══ Source records ══

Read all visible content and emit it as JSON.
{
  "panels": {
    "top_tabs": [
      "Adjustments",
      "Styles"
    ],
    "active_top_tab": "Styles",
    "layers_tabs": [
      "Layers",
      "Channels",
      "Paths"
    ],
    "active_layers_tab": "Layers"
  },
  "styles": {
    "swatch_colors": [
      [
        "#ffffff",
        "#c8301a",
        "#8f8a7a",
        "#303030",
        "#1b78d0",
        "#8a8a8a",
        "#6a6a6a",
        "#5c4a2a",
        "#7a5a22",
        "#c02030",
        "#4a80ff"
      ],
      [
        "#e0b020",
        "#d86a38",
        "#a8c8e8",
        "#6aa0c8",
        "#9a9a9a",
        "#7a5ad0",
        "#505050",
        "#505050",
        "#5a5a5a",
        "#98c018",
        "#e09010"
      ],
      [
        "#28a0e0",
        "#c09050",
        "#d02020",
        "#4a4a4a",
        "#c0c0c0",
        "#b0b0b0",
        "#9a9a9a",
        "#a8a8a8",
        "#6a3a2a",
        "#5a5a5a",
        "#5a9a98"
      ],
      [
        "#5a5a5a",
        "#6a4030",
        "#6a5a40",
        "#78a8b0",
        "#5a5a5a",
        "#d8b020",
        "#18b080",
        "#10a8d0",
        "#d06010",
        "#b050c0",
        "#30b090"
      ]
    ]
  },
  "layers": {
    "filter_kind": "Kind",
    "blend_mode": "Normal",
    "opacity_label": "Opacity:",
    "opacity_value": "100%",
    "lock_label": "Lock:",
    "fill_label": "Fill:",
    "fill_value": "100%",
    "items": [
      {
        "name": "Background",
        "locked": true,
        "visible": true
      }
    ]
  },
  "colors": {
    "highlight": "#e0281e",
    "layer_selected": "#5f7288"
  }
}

═══

## Direction:
Repeat the records above exactly, leaving none out.

## Solution for this task:
Read all visible content and emit it as JSON.
{
  "panels": {
    "top_tabs": [
      "Adjustments",
      "Styles"
    ],
    "active_top_tab": "Styles",
    "layers_tabs": [
      "Layers",
      "Channels",
      "Paths"
    ],
    "active_layers_tab": "Layers"
  },
  "styles": {
    "swatch_colors": [
      [
        "#ffffff",
        "#c8301a",
        "#8f8a7a",
        "#303030",
        "#1b78d0",
        "#8a8a8a",
        "#6a6a6a",
        "#5c4a2a",
        "#7a5a22",
        "#c02030",
        "#4a80ff"
      ],
      [
        "#e0b020",
        "#d86a38",
        "#a8c8e8",
        "#6aa0c8",
        "#9a9a9a",
        "#7a5ad0",
        "#505050",
        "#505050",
        "#5a5a5a",
        "#98c018",
        "#e09010"
      ],
      [
        "#28a0e0",
        "#c09050",
        "#d02020",
        "#4a4a4a",
        "#c0c0c0",
        "#b0b0b0",
        "#9a9a9a",
        "#a8a8a8",
        "#6a3a2a",
        "#5a5a5a",
        "#5a9a98"
      ],
      [
        "#5a5a5a",
        "#6a4030",
        "#6a5a40",
        "#78a8b0",
        "#5a5a5a",
        "#d8b020",
        "#18b080",
        "#10a8d0",
        "#d06010",
        "#b050c0",
        "#30b090"
      ]
    ]
  },
  "layers": {
    "filter_kind": "Kind",
    "blend_mode": "Normal",
    "opacity_label": "Opacity:",
    "opacity_value": "100%",
    "lock_label": "Lock:",
    "fill_label": "Fill:",
    "fill_value": "100%",
    "items": [
      {
        "name": "Background",
        "locked": true,
        "visible": true
      }
    ]
  },
  "colors": {
    "highlight": "#e0281e",
    "layer_selected": "#5f7288"
  }
}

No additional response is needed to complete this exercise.